*Given task A:* In the description of the read request flowchart, what does the filter driver do when the device number and read address of a received read request are not a speed-up target?
*Given task B:* Carry on the description of the read request flowchart past its last sentence.

*Text block:*
────────────────────────────────────────

FIG. 9 is a flowchart illustrating an operation order when the information processing apparatus 100 makes a read request.

When the filter driver 14 receives the read request from the application 16, the filter driver 14 determines whether the device number and the read address of the received read request are the number and the address of a speed-up target (block C1). When the device number and the read address of the received read request are not the number and the address of a speed-up target, the filter driver 14 executes a normal read process (block C2) and notifies the OS 10 of the process end (block C3). When the device number and the read address of the received read request are the number and the address of a speed-up target, the filter driver 14 retrieves whether the read address of the request is cached from the memory table and executes cache determination of hit on the Level 1 Buffer 2A, hit on the Level 2 Buffer 4B, or mistake in which no hit on both Level 1 Buffer 2A and the Level 2 Buffer 4B (block C4).

When the hit on the Level 1 Buffer 2A is achieved, the filter driver 14 copies the hit on data from hit on the Level 1 Buffer 2A to a user Buffer 2C (block C5) and notifies the OS 10 of the process end (block C3). The user Buffer 2C refers to a work area of the memory 2 indicated by a copy point included in the read request and the write request.

When the hit on the Level 2 Buffer 4B is achieved, the filter driver 14 searches a vacant block including no Dirty in the Level 1 Buffer 2A (block C6). When the filter driver 14 does not find a vacant block, the filter driver 14 reads data from the Level 2 Buffer 4B to the user Buffer 2C (block C7) and notifies the OS 10 of the process end (block C3). Conversely, when the filter driver 14 finds the vacant block, the filter driver 14 allocates the vacant block of the Level Buffer 2A as the device and the address of the read request and accordingly updates the memory table (block C8). The filter driver 14 reads the data from the Level 2 Buffer 4B to the assigned the Level 1 Buffer 2A (block C9). Further, the filter driver 14 copies the data from the Level 1 Buffer 2A to the user Buffer 2C (block C5) and notifies the OS 10 of the process end (block C3).

────────────────────────────────────────

*Layout region records:*
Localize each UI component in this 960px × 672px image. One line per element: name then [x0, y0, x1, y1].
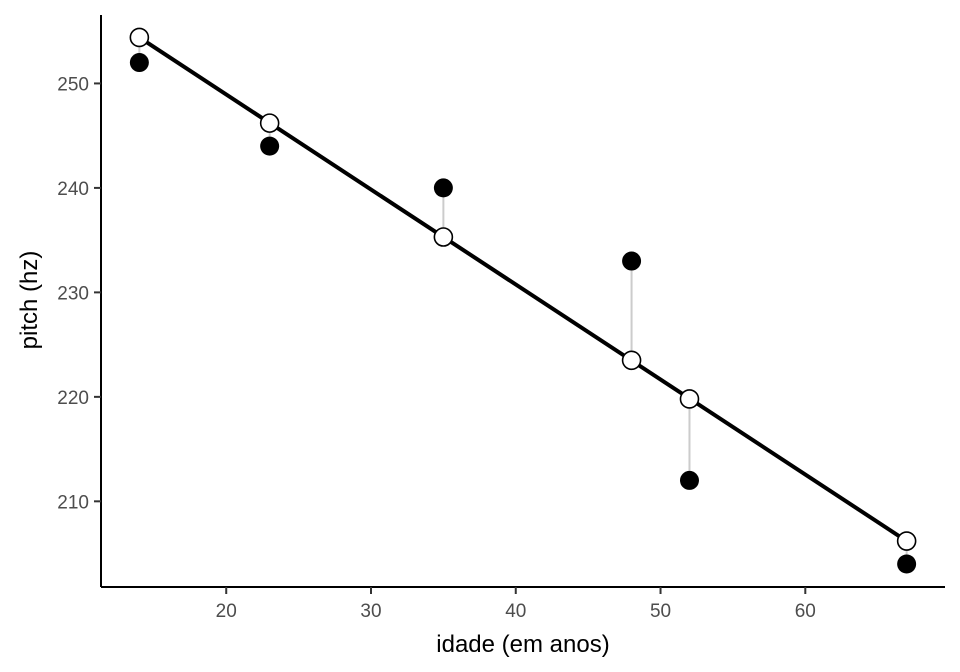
- observed-point: [433, 178, 453, 198]
- x-axis-ticks: 20 30 40 50 60: [216, 587, 816, 622]
- observed-point: [679, 470, 699, 490]
- fitted-point: [259, 113, 280, 133]
- x-tick-label: 60: [795, 601, 816, 622]
- residual-segments: [138, 37, 908, 565]
- y-tick-label: 230: [57, 283, 89, 304]
- x-tick-label: 50: [650, 601, 671, 622]
- y-axis-ticks: 210 220 230 240 250: [57, 74, 101, 513]
- fitted-point: [621, 350, 642, 371]
- y-axis-title: pitch (hz): [16, 251, 43, 350]
- observed-point: [129, 53, 149, 73]
- observed-point: [897, 554, 917, 574]
- x-tick-label: 20: [216, 601, 237, 622]
- fitted-point: [679, 389, 700, 409]
- x-tick-label: 30: [360, 601, 381, 622]
- x-axis-title: idade (em anos): [436, 631, 609, 658]
- y-tick-label: 240: [57, 179, 89, 200]
- fitted-point: [896, 531, 917, 551]
- fitted-point: [433, 227, 454, 247]
- fitted-points: [129, 27, 917, 551]
- x-tick-label: 40: [505, 601, 526, 622]
- observed-point: [622, 251, 642, 271]
- y-tick-label: 220: [57, 388, 89, 409]
- observed-points: [129, 53, 917, 574]
- observed-point: [260, 136, 280, 156]
- regression-line: [138, 35, 908, 543]
- y-tick-label: 250: [57, 74, 89, 95]
- fitted-point: [129, 27, 150, 48]
- y-tick-label: 210: [57, 492, 89, 513]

────────────────────────────────────────

*Output A:* It executes a normal read process (block C2) and notifies the OS 10 of the process end (block C3).

*Output B:*
When the mistakes in both the Level 1 Buffer 2A and the Level 2 Buffer 4B occur, the filter driver 14 determines whether a read cache operation is executed, by referring to the data of the operation mode (block C10). When the read cache operation is not executed, the filter driver 14 executes a normal read process (block C11) and notifies the OS 10 of the process end (block C3).

Even when the read cache operation is executed, the filter driver 14 searches a vacant block including no Dirty in the Level 1 Buffer 2A (block C12 in FIG. 9). When the filter driver 14 does not find a vacant block, the filter driver 14 executes the normal read operation (block C11) and notifies the OS 10 of the process end (block C3).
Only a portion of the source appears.